### Given exercise
From the listing below, pull out all lines with "JSON" in them.

### Task input
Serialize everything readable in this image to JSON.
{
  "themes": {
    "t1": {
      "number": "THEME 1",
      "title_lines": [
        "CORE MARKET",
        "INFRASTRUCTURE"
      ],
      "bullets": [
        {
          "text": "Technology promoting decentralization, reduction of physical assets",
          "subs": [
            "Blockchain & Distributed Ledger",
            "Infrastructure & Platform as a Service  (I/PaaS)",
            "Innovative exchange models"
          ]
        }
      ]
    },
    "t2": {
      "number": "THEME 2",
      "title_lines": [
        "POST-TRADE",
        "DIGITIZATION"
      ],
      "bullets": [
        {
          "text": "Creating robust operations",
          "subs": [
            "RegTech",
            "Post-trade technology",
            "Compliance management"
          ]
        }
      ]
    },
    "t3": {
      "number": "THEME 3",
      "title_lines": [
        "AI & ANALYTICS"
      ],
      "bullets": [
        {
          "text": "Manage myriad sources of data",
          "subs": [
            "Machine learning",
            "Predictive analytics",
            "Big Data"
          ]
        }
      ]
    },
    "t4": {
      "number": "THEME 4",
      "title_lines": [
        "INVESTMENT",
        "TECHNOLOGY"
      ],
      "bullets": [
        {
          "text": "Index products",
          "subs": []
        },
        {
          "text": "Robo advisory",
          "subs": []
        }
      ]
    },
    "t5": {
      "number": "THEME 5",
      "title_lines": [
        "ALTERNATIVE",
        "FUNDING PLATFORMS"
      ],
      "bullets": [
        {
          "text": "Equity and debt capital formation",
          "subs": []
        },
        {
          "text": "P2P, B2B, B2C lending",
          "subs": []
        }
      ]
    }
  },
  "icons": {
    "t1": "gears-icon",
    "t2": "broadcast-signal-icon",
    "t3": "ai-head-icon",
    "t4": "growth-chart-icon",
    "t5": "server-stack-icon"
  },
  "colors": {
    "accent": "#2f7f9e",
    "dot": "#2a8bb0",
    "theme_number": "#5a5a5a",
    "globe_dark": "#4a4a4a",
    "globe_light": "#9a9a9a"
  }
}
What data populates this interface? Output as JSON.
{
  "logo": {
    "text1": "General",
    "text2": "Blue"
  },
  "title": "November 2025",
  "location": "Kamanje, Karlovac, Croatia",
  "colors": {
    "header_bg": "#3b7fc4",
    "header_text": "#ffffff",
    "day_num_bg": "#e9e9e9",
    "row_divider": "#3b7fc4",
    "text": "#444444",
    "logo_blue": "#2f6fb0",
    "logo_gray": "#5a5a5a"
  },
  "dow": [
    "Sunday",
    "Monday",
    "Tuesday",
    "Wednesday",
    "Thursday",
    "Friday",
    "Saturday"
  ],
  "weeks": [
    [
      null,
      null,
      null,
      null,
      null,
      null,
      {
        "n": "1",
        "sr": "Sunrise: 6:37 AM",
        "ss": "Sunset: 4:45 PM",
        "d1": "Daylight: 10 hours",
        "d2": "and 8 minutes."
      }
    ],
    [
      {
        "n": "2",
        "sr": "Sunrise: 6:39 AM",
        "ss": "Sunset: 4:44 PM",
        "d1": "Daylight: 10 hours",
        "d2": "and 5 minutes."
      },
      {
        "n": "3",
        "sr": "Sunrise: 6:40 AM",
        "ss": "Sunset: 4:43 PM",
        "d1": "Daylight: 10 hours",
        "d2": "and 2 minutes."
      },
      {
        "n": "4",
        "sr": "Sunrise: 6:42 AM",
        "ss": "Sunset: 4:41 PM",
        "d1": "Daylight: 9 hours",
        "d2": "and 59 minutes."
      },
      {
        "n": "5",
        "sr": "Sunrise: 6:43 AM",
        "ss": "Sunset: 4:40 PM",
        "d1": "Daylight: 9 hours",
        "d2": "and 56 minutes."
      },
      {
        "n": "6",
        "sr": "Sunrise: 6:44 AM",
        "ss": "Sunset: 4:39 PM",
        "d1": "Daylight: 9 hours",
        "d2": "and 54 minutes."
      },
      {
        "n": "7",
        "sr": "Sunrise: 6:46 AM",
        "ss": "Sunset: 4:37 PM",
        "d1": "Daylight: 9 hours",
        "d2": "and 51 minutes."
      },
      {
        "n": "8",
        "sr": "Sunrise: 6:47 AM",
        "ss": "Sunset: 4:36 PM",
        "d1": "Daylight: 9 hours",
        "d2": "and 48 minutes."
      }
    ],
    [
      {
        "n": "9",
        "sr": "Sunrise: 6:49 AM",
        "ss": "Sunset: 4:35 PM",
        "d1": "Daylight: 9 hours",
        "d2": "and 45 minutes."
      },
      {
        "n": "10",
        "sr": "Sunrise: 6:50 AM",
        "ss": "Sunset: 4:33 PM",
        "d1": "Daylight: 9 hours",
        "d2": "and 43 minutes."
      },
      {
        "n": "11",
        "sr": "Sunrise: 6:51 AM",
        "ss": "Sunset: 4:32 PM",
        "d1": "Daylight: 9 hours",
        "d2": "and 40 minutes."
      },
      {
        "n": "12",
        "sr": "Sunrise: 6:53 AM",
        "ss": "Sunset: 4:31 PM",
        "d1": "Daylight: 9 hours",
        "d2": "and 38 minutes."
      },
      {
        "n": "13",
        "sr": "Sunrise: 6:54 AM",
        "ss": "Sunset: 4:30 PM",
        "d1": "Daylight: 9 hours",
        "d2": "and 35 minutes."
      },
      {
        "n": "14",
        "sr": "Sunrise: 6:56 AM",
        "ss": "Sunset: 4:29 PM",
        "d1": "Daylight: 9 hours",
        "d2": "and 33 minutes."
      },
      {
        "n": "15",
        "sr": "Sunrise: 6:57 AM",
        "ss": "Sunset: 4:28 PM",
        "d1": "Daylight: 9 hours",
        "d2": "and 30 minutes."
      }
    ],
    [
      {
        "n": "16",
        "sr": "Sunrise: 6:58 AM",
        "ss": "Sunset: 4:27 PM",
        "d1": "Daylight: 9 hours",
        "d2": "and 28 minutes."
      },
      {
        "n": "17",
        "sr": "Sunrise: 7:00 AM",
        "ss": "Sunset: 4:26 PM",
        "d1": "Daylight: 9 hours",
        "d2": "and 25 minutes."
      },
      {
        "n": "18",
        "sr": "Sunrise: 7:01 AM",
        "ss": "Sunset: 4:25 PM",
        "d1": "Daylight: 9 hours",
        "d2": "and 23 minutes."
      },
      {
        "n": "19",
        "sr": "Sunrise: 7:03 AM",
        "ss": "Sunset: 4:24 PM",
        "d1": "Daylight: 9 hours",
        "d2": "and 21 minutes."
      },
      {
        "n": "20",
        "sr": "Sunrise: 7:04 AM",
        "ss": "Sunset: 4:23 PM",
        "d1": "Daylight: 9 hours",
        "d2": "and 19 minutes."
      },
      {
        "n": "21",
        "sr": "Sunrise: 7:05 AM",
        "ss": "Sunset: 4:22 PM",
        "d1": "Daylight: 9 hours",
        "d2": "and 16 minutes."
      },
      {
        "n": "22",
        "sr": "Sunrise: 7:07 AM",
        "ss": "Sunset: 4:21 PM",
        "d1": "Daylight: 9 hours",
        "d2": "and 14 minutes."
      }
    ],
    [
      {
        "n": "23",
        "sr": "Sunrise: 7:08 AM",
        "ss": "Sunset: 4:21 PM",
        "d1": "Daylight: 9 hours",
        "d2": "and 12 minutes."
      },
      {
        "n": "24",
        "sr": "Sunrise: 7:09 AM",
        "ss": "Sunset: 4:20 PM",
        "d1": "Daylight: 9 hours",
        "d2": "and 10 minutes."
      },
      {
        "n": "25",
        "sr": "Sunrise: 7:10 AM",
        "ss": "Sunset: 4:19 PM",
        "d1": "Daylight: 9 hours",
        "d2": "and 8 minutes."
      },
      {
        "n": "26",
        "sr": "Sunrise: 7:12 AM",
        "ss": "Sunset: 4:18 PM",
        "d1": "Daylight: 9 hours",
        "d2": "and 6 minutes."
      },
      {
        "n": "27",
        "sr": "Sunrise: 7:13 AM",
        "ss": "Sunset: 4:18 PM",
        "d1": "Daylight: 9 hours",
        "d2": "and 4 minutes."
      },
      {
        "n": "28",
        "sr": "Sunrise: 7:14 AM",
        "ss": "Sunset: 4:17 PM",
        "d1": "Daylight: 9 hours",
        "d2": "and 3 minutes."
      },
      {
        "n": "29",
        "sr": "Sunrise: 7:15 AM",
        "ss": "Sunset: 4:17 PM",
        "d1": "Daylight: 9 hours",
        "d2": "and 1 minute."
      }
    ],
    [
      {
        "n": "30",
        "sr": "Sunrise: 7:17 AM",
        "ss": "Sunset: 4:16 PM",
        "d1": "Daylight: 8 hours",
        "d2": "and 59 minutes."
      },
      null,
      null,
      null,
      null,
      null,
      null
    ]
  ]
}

### Answer for this exercise
Serialize everything readable in this image to JSON.
What data populates this interface? Output as JSON.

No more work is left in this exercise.